» WHAT YOU ARE ASKED TO DO
Using the material that follows, identify and copy each line with the string "DANS".

[Raw records]
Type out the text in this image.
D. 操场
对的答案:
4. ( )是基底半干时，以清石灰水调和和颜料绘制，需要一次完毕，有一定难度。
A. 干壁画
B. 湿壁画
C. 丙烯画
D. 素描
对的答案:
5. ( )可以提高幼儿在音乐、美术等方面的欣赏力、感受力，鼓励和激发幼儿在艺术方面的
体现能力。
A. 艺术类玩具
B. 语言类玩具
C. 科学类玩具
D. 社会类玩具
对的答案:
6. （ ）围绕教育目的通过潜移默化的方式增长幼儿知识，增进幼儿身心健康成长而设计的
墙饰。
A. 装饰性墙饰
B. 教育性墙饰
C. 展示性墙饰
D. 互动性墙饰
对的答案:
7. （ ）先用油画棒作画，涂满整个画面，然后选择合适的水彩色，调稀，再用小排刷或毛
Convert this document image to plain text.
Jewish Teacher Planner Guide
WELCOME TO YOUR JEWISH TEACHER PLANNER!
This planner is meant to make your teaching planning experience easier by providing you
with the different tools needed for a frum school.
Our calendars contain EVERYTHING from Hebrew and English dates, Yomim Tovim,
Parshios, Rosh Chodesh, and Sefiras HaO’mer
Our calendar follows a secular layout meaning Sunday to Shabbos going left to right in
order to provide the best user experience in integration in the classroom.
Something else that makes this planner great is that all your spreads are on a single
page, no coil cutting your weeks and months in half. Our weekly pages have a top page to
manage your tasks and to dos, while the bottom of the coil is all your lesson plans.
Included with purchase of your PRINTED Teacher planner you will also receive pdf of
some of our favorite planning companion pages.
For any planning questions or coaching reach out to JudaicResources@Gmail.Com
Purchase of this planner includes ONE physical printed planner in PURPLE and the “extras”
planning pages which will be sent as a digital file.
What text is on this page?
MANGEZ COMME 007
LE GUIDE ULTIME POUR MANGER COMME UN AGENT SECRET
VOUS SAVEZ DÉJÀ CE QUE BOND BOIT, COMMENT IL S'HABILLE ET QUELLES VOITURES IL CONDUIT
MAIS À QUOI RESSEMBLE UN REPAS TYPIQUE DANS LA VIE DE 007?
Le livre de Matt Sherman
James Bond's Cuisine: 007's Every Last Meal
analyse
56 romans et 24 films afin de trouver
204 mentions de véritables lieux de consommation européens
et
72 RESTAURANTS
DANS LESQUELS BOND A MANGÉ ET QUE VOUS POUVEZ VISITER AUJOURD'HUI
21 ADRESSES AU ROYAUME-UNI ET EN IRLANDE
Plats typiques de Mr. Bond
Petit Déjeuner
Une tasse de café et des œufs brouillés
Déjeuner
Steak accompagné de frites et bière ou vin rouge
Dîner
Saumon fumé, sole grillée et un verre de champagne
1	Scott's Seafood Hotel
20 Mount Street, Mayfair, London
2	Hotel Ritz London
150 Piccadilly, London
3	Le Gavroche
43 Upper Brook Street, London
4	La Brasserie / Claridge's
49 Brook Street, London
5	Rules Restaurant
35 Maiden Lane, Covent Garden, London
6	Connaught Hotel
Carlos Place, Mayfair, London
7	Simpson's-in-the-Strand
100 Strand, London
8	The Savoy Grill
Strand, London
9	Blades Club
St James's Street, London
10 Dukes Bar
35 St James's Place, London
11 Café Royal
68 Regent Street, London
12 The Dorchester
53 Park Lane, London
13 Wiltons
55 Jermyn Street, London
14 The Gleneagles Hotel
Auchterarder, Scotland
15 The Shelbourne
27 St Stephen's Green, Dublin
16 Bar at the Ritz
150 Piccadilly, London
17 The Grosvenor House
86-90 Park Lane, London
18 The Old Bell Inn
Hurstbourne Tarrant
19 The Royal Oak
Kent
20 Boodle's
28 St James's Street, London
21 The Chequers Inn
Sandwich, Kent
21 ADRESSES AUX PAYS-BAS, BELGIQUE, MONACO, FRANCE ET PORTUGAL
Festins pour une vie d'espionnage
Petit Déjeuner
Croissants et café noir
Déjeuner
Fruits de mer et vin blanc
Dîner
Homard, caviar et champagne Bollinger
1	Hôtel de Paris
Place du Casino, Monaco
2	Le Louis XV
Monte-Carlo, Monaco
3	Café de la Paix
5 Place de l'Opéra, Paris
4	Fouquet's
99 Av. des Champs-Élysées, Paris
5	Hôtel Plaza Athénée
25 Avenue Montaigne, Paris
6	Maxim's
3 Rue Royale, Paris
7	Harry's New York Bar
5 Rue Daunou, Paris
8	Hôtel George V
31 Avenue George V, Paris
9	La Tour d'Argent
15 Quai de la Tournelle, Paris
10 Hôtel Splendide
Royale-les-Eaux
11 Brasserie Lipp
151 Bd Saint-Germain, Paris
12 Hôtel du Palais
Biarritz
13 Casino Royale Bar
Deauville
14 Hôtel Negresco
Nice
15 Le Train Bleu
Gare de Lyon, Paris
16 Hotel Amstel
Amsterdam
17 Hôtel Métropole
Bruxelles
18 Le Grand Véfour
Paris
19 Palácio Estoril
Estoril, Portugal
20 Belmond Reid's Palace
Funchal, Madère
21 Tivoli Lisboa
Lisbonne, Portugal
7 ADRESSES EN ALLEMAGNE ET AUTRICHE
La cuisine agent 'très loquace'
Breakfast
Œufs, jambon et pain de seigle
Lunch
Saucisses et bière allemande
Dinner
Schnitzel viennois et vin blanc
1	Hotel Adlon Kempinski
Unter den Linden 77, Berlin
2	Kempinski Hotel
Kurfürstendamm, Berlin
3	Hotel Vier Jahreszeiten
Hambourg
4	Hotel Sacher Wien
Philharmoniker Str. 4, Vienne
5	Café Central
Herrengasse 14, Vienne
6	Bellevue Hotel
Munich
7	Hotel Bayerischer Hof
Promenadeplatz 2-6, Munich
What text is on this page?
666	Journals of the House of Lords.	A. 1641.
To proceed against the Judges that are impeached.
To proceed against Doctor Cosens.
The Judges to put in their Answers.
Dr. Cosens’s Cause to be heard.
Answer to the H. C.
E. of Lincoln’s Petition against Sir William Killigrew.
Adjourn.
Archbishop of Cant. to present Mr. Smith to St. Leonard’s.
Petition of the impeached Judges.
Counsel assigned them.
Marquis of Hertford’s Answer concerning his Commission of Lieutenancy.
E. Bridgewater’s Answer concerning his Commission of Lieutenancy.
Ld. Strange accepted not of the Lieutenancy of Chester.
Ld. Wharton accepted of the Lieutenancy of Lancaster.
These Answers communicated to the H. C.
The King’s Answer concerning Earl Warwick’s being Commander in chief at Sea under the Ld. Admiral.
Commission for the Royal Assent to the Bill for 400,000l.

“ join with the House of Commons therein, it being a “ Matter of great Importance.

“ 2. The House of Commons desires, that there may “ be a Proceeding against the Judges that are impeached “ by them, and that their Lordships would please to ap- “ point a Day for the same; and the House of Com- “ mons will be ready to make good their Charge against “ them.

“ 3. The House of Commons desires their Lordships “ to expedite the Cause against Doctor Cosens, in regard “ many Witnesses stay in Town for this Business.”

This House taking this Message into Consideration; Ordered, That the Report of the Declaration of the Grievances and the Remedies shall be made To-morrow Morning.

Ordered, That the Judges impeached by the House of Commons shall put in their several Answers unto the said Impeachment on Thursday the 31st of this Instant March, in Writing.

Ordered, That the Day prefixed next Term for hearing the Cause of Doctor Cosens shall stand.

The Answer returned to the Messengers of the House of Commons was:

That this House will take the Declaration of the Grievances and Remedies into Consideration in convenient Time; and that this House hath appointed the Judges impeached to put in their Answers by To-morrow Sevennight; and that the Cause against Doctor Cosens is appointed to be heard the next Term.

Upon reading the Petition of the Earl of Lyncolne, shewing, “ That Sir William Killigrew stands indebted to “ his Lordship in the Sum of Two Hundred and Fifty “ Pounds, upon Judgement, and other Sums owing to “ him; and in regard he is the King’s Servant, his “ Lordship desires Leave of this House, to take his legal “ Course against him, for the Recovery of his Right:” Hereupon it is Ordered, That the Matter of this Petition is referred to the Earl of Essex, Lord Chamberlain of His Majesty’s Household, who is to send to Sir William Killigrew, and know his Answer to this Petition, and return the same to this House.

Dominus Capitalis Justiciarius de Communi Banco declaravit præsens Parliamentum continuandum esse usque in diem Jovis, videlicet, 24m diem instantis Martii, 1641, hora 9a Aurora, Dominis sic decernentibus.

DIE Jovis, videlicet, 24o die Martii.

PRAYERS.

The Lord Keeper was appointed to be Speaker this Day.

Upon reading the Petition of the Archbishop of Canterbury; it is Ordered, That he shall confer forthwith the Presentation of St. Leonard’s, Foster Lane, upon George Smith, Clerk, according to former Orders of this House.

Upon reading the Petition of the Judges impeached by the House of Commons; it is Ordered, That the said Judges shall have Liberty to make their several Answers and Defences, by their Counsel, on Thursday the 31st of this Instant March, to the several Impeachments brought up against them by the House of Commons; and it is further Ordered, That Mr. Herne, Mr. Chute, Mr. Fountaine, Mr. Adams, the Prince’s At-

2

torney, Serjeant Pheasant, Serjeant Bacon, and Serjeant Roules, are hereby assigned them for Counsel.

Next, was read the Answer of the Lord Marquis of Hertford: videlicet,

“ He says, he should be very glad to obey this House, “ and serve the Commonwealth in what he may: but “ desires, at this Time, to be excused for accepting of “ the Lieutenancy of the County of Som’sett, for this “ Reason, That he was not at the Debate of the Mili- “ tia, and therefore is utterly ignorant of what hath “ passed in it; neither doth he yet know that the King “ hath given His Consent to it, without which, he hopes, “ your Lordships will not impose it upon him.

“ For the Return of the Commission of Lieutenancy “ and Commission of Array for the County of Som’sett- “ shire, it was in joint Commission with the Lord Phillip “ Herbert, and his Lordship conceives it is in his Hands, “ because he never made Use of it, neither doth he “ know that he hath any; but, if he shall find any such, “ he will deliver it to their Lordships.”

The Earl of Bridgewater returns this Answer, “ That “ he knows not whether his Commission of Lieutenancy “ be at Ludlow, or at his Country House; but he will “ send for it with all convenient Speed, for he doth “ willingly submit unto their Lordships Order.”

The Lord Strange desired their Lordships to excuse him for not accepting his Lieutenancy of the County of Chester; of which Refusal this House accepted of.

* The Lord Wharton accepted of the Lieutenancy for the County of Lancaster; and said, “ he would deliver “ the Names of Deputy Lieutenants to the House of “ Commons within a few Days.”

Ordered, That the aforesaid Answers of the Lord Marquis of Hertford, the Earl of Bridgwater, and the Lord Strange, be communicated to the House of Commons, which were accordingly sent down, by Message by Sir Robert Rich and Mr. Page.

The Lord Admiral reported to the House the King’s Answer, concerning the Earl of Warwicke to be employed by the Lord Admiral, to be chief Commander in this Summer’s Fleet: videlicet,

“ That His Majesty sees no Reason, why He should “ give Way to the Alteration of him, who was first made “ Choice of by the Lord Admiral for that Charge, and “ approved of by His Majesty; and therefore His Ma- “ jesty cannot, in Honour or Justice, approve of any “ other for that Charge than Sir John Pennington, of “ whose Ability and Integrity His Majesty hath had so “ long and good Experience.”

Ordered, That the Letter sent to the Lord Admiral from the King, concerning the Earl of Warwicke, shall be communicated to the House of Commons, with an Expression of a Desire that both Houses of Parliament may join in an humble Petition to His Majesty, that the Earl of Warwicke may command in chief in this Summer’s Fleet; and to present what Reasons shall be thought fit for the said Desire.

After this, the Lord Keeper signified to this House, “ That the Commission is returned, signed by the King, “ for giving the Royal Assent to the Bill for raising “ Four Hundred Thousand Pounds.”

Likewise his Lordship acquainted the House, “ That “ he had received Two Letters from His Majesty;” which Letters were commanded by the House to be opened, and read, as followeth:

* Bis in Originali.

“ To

» THE RESPONSE
MAIS À QUOI RESSEMBLE UN REPAS TYPIQUE DANS LA VIE DE 007?
DANS LESQUELS BOND A MANGÉ ET QUE VOUS POUVEZ VISITER AUJOURD'HUI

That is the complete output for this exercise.